***** RECORDS TO PROCESS
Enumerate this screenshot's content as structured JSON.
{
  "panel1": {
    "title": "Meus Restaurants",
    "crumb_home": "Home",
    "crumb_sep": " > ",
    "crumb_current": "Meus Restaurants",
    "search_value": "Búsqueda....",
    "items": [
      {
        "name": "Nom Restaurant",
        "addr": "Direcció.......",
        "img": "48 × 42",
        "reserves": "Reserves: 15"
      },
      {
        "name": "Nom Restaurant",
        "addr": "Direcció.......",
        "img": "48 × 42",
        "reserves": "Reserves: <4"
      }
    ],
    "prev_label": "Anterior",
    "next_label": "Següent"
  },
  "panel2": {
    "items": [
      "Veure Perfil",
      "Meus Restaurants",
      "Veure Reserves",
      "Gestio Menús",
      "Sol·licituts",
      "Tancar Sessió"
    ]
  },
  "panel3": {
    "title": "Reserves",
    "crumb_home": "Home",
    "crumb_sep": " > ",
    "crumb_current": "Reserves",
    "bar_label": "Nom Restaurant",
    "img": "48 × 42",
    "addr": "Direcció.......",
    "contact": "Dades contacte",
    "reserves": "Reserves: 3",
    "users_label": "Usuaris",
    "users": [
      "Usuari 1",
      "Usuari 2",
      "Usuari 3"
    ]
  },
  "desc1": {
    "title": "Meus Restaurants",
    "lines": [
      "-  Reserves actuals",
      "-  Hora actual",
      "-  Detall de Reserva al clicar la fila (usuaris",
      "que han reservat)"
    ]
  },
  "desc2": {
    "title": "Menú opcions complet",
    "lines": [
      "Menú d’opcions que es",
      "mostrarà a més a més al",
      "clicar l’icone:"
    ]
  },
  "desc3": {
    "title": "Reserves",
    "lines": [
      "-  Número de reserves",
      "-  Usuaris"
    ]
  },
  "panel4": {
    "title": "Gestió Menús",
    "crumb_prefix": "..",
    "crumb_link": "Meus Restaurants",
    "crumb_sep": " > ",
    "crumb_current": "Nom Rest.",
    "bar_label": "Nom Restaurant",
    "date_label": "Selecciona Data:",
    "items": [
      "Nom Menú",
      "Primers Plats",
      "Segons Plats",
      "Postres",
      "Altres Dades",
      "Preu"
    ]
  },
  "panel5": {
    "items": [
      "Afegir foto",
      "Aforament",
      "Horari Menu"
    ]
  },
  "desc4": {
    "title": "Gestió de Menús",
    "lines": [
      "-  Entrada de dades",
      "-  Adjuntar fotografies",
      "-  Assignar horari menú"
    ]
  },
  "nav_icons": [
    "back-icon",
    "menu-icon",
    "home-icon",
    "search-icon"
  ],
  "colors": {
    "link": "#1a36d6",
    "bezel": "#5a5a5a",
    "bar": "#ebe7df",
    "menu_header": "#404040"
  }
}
**********
▶ **STATED GOAL**:
Reproduce the data in its entirety, matching each character.

▶ **FINISHED ANSWER**:
Enumerate this screenshot's content as structured JSON.
{
  "panel1": {
    "title": "Meus Restaurants",
    "crumb_home": "Home",
    "crumb_sep": " > ",
    "crumb_current": "Meus Restaurants",
    "search_value": "Búsqueda....",
    "items": [
      {
        "name": "Nom Restaurant",
        "addr": "Direcció.......",
        "img": "48 × 42",
        "reserves": "Reserves: 15"
      },
      {
        "name": "Nom Restaurant",
        "addr": "Direcció.......",
        "img": "48 × 42",
        "reserves": "Reserves: <4"
      }
    ],
    "prev_label": "Anterior",
    "next_label": "Següent"
  },
  "panel2": {
    "items": [
      "Veure Perfil",
      "Meus Restaurants",
      "Veure Reserves",
      "Gestio Menús",
      "Sol·licituts",
      "Tancar Sessió"
    ]
  },
  "panel3": {
    "title": "Reserves",
    "crumb_home": "Home",
    "crumb_sep": " > ",
    "crumb_current": "Reserves",
    "bar_label": "Nom Restaurant",
    "img": "48 × 42",
    "addr": "Direcció.......",
    "contact": "Dades contacte",
    "reserves": "Reserves: 3",
    "users_label": "Usuaris",
    "users": [
      "Usuari 1",
      "Usuari 2",
      "Usuari 3"
    ]
  },
  "desc1": {
    "title": "Meus Restaurants",
    "lines": [
      "-  Reserves actuals",
      "-  Hora actual",
      "-  Detall de Reserva al clicar la fila (usuaris",
      "que han reservat)"
    ]
  },
  "desc2": {
    "title": "Menú opcions complet",
    "lines": [
      "Menú d’opcions que es",
      "mostrarà a més a més al",
      "clicar l’icone:"
    ]
  },
  "desc3": {
    "title": "Reserves",
    "lines": [
      "-  Número de reserves",
      "-  Usuaris"
    ]
  },
  "panel4": {
    "title": "Gestió Menús",
    "crumb_prefix": "..",
    "crumb_link": "Meus Restaurants",
    "crumb_sep": " > ",
    "crumb_current": "Nom Rest.",
    "bar_label": "Nom Restaurant",
    "date_label": "Selecciona Data:",
    "items": [
      "Nom Menú",
      "Primers Plats",
      "Segons Plats",
      "Postres",
      "Altres Dades",
      "Preu"
    ]
  },
  "panel5": {
    "items": [
      "Afegir foto",
      "Aforament",
      "Horari Menu"
    ]
  },
  "desc4": {
    "title": "Gestió de Menús",
    "lines": [
      "-  Entrada de dades",
      "-  Adjuntar fotografies",
      "-  Assignar horari menú"
    ]
  },
  "nav_icons": [
    "back-icon",
    "menu-icon",
    "home-icon",
    "search-icon"
  ],
  "colors": {
    "link": "#1a36d6",
    "bezel": "#5a5a5a",
    "bar": "#ebe7df",
    "menu_header": "#404040"
  }
}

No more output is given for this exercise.